- **Problem**
From the entries below, copy every line where the string "Йошкар" appears.

——————————

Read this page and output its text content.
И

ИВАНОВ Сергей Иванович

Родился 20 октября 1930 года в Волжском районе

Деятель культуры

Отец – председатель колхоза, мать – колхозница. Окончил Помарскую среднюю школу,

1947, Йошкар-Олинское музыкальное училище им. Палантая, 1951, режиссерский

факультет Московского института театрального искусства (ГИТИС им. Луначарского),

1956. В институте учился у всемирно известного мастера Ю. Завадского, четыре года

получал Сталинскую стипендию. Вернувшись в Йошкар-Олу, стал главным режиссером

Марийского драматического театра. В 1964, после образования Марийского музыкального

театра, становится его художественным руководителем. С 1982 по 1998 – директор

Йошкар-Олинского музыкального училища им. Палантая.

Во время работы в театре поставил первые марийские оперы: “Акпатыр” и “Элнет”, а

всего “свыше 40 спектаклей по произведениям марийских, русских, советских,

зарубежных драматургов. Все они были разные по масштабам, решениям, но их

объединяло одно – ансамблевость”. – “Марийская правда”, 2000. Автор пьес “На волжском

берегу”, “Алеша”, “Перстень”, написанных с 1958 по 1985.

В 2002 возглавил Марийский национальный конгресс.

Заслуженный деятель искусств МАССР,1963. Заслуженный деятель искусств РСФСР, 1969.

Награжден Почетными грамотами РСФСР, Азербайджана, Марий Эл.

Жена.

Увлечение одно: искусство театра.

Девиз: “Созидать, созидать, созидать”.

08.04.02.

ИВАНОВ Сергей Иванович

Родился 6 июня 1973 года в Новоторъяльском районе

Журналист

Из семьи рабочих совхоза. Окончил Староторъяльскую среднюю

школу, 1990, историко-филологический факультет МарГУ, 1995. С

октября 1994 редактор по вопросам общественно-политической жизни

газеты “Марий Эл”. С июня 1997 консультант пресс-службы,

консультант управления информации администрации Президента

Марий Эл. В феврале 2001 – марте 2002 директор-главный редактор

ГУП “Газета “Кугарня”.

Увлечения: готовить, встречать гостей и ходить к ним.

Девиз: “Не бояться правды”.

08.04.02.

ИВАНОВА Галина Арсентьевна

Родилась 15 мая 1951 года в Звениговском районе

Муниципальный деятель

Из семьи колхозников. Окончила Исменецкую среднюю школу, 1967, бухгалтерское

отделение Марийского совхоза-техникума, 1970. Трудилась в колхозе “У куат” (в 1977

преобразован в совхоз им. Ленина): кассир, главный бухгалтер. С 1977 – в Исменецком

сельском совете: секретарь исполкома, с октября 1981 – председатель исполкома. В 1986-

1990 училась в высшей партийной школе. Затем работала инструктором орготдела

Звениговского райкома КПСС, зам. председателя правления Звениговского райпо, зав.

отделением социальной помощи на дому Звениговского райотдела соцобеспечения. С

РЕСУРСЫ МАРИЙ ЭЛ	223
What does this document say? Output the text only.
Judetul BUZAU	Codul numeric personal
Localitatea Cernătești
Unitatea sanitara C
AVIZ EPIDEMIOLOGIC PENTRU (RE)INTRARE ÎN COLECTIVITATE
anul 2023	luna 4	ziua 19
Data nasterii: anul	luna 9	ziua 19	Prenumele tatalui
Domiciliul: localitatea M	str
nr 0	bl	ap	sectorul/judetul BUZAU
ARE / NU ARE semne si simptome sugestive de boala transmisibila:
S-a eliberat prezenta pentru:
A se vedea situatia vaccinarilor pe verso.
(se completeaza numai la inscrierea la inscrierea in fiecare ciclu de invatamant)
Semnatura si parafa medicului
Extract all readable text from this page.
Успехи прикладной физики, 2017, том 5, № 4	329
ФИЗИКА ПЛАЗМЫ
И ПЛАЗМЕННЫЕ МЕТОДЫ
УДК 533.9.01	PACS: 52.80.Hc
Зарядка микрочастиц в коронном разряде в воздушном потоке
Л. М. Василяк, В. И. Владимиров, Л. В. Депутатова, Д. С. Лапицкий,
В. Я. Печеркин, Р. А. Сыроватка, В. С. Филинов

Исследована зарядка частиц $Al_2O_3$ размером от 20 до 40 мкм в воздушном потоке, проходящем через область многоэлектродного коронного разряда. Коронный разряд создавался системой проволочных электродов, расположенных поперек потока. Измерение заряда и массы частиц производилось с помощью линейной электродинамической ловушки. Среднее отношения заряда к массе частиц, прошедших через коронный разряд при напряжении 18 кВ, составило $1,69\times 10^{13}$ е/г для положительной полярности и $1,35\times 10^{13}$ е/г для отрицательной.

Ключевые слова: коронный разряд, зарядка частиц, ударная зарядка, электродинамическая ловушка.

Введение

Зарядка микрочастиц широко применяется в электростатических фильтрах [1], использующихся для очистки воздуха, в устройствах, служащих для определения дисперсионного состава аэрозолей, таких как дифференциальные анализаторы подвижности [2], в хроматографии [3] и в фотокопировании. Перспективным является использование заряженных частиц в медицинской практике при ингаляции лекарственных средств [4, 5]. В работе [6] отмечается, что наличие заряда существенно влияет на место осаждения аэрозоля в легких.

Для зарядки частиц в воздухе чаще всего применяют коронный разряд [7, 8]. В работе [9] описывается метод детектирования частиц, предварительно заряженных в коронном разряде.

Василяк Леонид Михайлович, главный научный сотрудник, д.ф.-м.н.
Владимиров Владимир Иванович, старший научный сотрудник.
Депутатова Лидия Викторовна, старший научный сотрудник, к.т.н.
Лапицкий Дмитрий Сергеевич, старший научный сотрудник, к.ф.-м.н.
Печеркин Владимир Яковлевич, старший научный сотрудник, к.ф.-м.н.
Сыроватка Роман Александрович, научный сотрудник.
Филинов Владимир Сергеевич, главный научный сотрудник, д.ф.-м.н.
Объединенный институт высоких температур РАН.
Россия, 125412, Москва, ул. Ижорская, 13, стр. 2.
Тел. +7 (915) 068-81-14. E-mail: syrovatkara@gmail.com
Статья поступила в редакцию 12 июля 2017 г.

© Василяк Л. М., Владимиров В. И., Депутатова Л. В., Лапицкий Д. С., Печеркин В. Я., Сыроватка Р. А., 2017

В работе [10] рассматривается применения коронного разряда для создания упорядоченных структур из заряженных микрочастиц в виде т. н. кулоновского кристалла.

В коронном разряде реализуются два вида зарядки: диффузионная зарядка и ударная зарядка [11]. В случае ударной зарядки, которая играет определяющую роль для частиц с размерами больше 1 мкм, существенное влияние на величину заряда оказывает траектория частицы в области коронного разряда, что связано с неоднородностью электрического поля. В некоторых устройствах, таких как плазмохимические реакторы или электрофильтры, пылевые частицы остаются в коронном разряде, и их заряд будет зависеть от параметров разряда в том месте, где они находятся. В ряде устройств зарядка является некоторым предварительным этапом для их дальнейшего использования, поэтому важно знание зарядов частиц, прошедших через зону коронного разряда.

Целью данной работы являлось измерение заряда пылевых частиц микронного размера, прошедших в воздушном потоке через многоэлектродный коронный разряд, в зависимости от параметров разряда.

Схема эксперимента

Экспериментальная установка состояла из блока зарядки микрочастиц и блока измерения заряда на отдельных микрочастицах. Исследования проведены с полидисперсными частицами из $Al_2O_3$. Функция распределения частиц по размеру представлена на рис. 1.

——————————

- **Correct result**
1947, Йошкар-Олинское музыкальное училище им. Палантая, 1951, режиссерский
получал Сталинскую стипендию. Вернувшись в Йошкар-Олу, стал главным режиссером
Йошкар-Олинского музыкального училища им. Палантая.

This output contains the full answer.